## Begin

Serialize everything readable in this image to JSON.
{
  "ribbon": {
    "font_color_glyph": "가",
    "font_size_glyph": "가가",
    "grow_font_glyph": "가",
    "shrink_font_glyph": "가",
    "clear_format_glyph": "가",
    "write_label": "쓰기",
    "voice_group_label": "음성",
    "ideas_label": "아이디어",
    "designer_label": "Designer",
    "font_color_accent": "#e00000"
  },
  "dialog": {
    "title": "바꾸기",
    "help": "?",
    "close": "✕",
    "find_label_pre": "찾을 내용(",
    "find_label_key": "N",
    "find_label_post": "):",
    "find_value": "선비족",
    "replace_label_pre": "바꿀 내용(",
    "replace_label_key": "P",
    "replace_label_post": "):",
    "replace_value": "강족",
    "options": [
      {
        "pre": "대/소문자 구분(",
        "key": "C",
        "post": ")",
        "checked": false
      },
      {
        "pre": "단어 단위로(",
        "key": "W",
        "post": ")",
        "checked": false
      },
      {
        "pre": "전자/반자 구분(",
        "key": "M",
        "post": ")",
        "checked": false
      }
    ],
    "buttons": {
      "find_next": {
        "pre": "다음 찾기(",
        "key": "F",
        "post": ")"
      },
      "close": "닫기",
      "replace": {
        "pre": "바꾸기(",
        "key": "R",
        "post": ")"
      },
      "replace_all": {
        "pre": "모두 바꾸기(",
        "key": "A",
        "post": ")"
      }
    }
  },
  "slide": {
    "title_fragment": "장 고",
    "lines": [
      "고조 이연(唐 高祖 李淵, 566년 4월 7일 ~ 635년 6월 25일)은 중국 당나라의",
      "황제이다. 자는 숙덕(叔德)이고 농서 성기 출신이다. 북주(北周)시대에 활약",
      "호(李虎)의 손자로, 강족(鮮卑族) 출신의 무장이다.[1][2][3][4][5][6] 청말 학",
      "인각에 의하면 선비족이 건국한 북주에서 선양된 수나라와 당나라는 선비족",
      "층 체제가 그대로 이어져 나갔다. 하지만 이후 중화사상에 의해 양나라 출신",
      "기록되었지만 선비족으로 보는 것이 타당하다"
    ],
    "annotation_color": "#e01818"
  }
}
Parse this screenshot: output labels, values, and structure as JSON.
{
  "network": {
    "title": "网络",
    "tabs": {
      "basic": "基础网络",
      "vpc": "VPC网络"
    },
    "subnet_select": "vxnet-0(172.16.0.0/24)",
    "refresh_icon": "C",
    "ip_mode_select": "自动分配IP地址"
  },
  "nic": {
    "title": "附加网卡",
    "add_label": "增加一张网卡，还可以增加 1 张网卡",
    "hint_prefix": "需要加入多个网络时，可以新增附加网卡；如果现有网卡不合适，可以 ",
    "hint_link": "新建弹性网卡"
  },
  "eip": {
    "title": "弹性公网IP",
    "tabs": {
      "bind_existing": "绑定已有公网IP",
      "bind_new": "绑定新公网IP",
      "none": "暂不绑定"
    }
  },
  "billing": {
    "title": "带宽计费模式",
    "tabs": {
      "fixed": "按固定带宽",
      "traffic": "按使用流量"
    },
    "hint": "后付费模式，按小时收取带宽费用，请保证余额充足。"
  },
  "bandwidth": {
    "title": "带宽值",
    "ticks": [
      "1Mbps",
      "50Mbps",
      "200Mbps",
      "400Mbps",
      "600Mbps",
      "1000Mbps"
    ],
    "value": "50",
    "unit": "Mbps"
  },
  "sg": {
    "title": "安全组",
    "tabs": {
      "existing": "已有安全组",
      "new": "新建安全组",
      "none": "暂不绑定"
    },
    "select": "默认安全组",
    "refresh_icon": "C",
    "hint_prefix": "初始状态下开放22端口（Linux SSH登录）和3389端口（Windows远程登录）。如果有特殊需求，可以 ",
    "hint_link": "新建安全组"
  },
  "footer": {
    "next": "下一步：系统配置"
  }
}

## End

Word for word, extract all the records.

Serialize everything readable in this image to JSON.
{
  "ribbon": {
    "font_color_glyph": "가",
    "font_size_glyph": "가가",
    "grow_font_glyph": "가",
    "shrink_font_glyph": "가",
    "clear_format_glyph": "가",
    "write_label": "쓰기",
    "voice_group_label": "음성",
    "ideas_label": "아이디어",
    "designer_label": "Designer",
    "font_color_accent": "#e00000"
  },
  "dialog": {
    "title": "바꾸기",
    "help": "?",
    "close": "✕",
    "find_label_pre": "찾을 내용(",
    "find_label_key": "N",
    "find_label_post": "):",
    "find_value": "선비족",
    "replace_label_pre": "바꿀 내용(",
    "replace_label_key": "P",
    "replace_label_post": "):",
    "replace_value": "강족",
    "options": [
      {
        "pre": "대/소문자 구분(",
        "key": "C",
        "post": ")",
        "checked": false
      },
      {
        "pre": "단어 단위로(",
        "key": "W",
        "post": ")",
        "checked": false
      },
      {
        "pre": "전자/반자 구분(",
        "key": "M",
        "post": ")",
        "checked": false
      }
    ],
    "buttons": {
      "find_next": {
        "pre": "다음 찾기(",
        "key": "F",
        "post": ")"
      },
      "close": "닫기",
      "replace": {
        "pre": "바꾸기(",
        "key": "R",
        "post": ")"
      },
      "replace_all": {
        "pre": "모두 바꾸기(",
        "key": "A",
        "post": ")"
      }
    }
  },
  "slide": {
    "title_fragment": "장 고",
    "lines": [
      "고조 이연(唐 高祖 李淵, 566년 4월 7일 ~ 635년 6월 25일)은 중국 당나라의",
      "황제이다. 자는 숙덕(叔德)이고 농서 성기 출신이다. 북주(北周)시대에 활약",
      "호(李虎)의 손자로, 강족(鮮卑族) 출신의 무장이다.[1][2][3][4][5][6] 청말 학",
      "인각에 의하면 선비족이 건국한 북주에서 선양된 수나라와 당나라는 선비족",
      "층 체제가 그대로 이어져 나갔다. 하지만 이후 중화사상에 의해 양나라 출신",
      "기록되었지만 선비족으로 보는 것이 타당하다"
    ],
    "annotation_color": "#e01818"
  }
}
Parse this screenshot: output labels, values, and structure as JSON.
{
  "network": {
    "title": "网络",
    "tabs": {
      "basic": "基础网络",
      "vpc": "VPC网络"
    },
    "subnet_select": "vxnet-0(172.16.0.0/24)",
    "refresh_icon": "C",
    "ip_mode_select": "自动分配IP地址"
  },
  "nic": {
    "title": "附加网卡",
    "add_label": "增加一张网卡，还可以增加 1 张网卡",
    "hint_prefix": "需要加入多个网络时，可以新增附加网卡；如果现有网卡不合适，可以 ",
    "hint_link": "新建弹性网卡"
  },
  "eip": {
    "title": "弹性公网IP",
    "tabs": {
      "bind_existing": "绑定已有公网IP",
      "bind_new": "绑定新公网IP",
      "none": "暂不绑定"
    }
  },
  "billing": {
    "title": "带宽计费模式",
    "tabs": {
      "fixed": "按固定带宽",
      "traffic": "按使用流量"
    },
    "hint": "后付费模式，按小时收取带宽费用，请保证余额充足。"
  },
  "bandwidth": {
    "title": "带宽值",
    "ticks": [
      "1Mbps",
      "50Mbps",
      "200Mbps",
      "400Mbps",
      "600Mbps",
      "1000Mbps"
    ],
    "value": "50",
    "unit": "Mbps"
  },
  "sg": {
    "title": "安全组",
    "tabs": {
      "existing": "已有安全组",
      "new": "新建安全组",
      "none": "暂不绑定"
    },
    "select": "默认安全组",
    "refresh_icon": "C",
    "hint_prefix": "初始状态下开放22端口（Linux SSH登录）和3389端口（Windows远程登录）。如果有特殊需求，可以 ",
    "hint_link": "新建安全组"
  },
  "footer": {
    "next": "下一步：系统配置"
  }
}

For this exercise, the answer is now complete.